Directive
Omit all pictures, then retype the data exactly as given.
— Start of Materials provided —
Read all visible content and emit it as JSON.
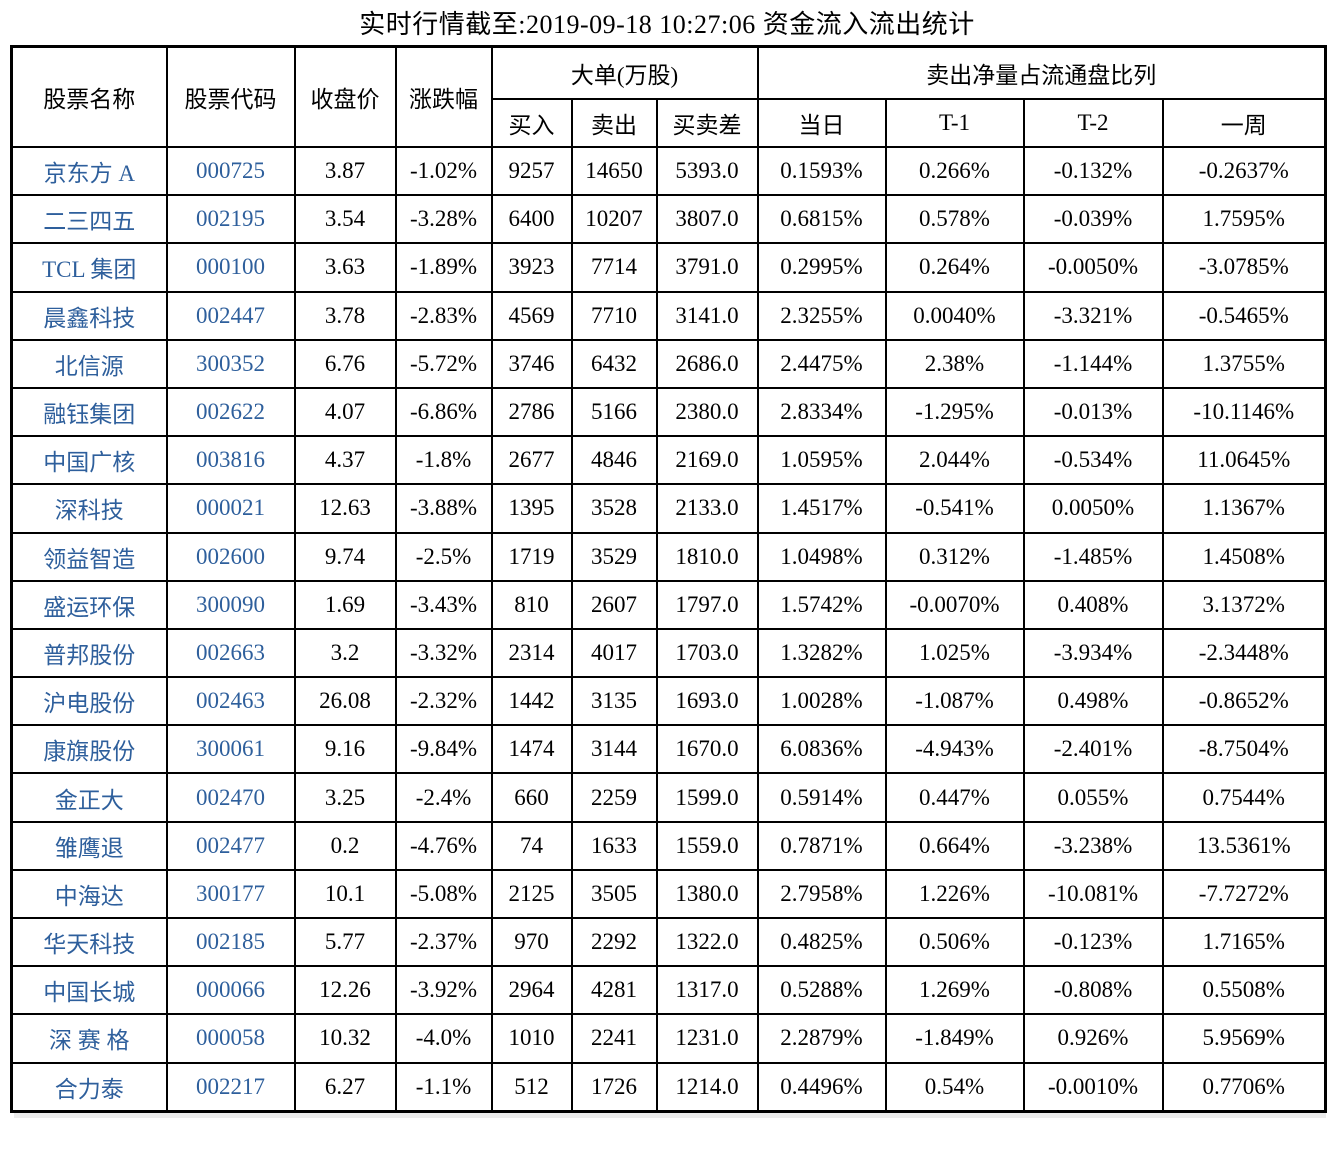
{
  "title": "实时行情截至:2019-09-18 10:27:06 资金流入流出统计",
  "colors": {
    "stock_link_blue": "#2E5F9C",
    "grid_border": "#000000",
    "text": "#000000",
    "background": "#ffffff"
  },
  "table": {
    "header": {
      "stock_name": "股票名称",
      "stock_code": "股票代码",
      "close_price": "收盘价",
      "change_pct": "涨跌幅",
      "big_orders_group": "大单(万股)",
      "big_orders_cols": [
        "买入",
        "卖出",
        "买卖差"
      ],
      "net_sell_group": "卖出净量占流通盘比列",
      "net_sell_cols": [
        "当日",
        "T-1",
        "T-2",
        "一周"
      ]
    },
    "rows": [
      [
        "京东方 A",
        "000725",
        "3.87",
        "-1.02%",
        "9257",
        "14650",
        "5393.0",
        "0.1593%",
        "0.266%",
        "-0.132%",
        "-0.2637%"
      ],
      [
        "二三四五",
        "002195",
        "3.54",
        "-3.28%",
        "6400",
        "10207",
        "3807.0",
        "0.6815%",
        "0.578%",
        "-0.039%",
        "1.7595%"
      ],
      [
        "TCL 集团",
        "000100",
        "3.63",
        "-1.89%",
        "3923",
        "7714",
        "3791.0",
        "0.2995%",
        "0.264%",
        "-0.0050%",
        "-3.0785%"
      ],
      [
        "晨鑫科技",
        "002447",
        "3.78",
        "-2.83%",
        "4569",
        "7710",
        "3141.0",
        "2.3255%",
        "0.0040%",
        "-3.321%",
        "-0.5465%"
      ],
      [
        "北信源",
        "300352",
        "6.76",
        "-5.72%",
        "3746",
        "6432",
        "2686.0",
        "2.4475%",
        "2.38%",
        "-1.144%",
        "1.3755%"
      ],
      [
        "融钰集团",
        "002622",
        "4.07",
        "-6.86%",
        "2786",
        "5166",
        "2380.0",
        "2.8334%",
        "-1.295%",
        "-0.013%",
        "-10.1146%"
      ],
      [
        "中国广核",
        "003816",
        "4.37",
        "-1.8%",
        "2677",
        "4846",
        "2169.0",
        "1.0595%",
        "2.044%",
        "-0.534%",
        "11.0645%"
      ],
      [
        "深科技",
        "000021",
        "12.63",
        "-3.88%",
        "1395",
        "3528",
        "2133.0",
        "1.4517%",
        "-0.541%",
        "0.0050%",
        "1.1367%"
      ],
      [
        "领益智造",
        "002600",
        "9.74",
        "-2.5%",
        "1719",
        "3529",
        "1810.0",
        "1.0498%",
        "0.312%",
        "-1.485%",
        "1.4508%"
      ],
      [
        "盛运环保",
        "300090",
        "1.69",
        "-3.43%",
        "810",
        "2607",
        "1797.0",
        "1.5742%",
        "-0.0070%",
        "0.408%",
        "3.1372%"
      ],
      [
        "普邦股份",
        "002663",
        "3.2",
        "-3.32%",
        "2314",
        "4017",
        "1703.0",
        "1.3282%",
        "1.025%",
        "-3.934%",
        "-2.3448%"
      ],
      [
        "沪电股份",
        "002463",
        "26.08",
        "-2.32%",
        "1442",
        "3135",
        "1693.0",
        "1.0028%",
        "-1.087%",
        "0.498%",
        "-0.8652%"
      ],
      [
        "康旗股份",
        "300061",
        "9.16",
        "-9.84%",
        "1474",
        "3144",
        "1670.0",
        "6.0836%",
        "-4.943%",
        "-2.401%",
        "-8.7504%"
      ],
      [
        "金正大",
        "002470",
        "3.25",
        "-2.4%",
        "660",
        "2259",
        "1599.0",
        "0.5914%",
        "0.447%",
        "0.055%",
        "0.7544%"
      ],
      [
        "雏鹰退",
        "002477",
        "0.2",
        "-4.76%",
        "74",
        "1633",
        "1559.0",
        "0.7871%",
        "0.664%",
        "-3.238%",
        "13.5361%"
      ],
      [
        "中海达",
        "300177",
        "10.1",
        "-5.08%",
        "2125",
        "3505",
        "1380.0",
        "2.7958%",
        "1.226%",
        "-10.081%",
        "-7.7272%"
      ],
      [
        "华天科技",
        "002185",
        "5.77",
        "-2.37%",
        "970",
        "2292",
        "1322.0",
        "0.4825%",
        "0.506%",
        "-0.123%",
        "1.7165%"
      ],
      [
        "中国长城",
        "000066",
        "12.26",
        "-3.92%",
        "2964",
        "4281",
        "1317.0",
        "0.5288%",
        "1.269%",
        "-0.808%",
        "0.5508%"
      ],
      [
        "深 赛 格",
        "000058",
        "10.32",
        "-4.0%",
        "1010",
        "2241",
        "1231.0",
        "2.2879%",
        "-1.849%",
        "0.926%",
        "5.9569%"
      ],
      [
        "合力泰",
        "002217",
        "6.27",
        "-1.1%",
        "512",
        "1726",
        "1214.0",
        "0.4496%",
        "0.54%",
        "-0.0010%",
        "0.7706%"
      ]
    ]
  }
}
— End of Materials provided —
Correct answer
Read all visible content and emit it as JSON.
{
  "title": "实时行情截至:2019-09-18 10:27:06 资金流入流出统计",
  "colors": {
    "stock_link_blue": "#2E5F9C",
    "grid_border": "#000000",
    "text": "#000000",
    "background": "#ffffff"
  },
  "table": {
    "header": {
      "stock_name": "股票名称",
      "stock_code": "股票代码",
      "close_price": "收盘价",
      "change_pct": "涨跌幅",
      "big_orders_group": "大单(万股)",
      "big_orders_cols": [
        "买入",
        "卖出",
        "买卖差"
      ],
      "net_sell_group": "卖出净量占流通盘比列",
      "net_sell_cols": [
        "当日",
        "T-1",
        "T-2",
        "一周"
      ]
    },
    "rows": [
      [
        "京东方 A",
        "000725",
        "3.87",
        "-1.02%",
        "9257",
        "14650",
        "5393.0",
        "0.1593%",
        "0.266%",
        "-0.132%",
        "-0.2637%"
      ],
      [
        "二三四五",
        "002195",
        "3.54",
        "-3.28%",
        "6400",
        "10207",
        "3807.0",
        "0.6815%",
        "0.578%",
        "-0.039%",
        "1.7595%"
      ],
      [
        "TCL 集团",
        "000100",
        "3.63",
        "-1.89%",
        "3923",
        "7714",
        "3791.0",
        "0.2995%",
        "0.264%",
        "-0.0050%",
        "-3.0785%"
      ],
      [
        "晨鑫科技",
        "002447",
        "3.78",
        "-2.83%",
        "4569",
        "7710",
        "3141.0",
        "2.3255%",
        "0.0040%",
        "-3.321%",
        "-0.5465%"
      ],
      [
        "北信源",
        "300352",
        "6.76",
        "-5.72%",
        "3746",
        "6432",
        "2686.0",
        "2.4475%",
        "2.38%",
        "-1.144%",
        "1.3755%"
      ],
      [
        "融钰集团",
        "002622",
        "4.07",
        "-6.86%",
        "2786",
        "5166",
        "2380.0",
        "2.8334%",
        "-1.295%",
        "-0.013%",
        "-10.1146%"
      ],
      [
        "中国广核",
        "003816",
        "4.37",
        "-1.8%",
        "2677",
        "4846",
        "2169.0",
        "1.0595%",
        "2.044%",
        "-0.534%",
        "11.0645%"
      ],
      [
        "深科技",
        "000021",
        "12.63",
        "-3.88%",
        "1395",
        "3528",
        "2133.0",
        "1.4517%",
        "-0.541%",
        "0.0050%",
        "1.1367%"
      ],
      [
        "领益智造",
        "002600",
        "9.74",
        "-2.5%",
        "1719",
        "3529",
        "1810.0",
        "1.0498%",
        "0.312%",
        "-1.485%",
        "1.4508%"
      ],
      [
        "盛运环保",
        "300090",
        "1.69",
        "-3.43%",
        "810",
        "2607",
        "1797.0",
        "1.5742%",
        "-0.0070%",
        "0.408%",
        "3.1372%"
      ],
      [
        "普邦股份",
        "002663",
        "3.2",
        "-3.32%",
        "2314",
        "4017",
        "1703.0",
        "1.3282%",
        "1.025%",
        "-3.934%",
        "-2.3448%"
      ],
      [
        "沪电股份",
        "002463",
        "26.08",
        "-2.32%",
        "1442",
        "3135",
        "1693.0",
        "1.0028%",
        "-1.087%",
        "0.498%",
        "-0.8652%"
      ],
      [
        "康旗股份",
        "300061",
        "9.16",
        "-9.84%",
        "1474",
        "3144",
        "1670.0",
        "6.0836%",
        "-4.943%",
        "-2.401%",
        "-8.7504%"
      ],
      [
        "金正大",
        "002470",
        "3.25",
        "-2.4%",
        "660",
        "2259",
        "1599.0",
        "0.5914%",
        "0.447%",
        "0.055%",
        "0.7544%"
      ],
      [
        "雏鹰退",
        "002477",
        "0.2",
        "-4.76%",
        "74",
        "1633",
        "1559.0",
        "0.7871%",
        "0.664%",
        "-3.238%",
        "13.5361%"
      ],
      [
        "中海达",
        "300177",
        "10.1",
        "-5.08%",
        "2125",
        "3505",
        "1380.0",
        "2.7958%",
        "1.226%",
        "-10.081%",
        "-7.7272%"
      ],
      [
        "华天科技",
        "002185",
        "5.77",
        "-2.37%",
        "970",
        "2292",
        "1322.0",
        "0.4825%",
        "0.506%",
        "-0.123%",
        "1.7165%"
      ],
      [
        "中国长城",
        "000066",
        "12.26",
        "-3.92%",
        "2964",
        "4281",
        "1317.0",
        "0.5288%",
        "1.269%",
        "-0.808%",
        "0.5508%"
      ],
      [
        "深 赛 格",
        "000058",
        "10.32",
        "-4.0%",
        "1010",
        "2241",
        "1231.0",
        "2.2879%",
        "-1.849%",
        "0.926%",
        "5.9569%"
      ],
      [
        "合力泰",
        "002217",
        "6.27",
        "-1.1%",
        "512",
        "1726",
        "1214.0",
        "0.4496%",
        "0.54%",
        "-0.0010%",
        "0.7706%"
      ]
    ]
  }
}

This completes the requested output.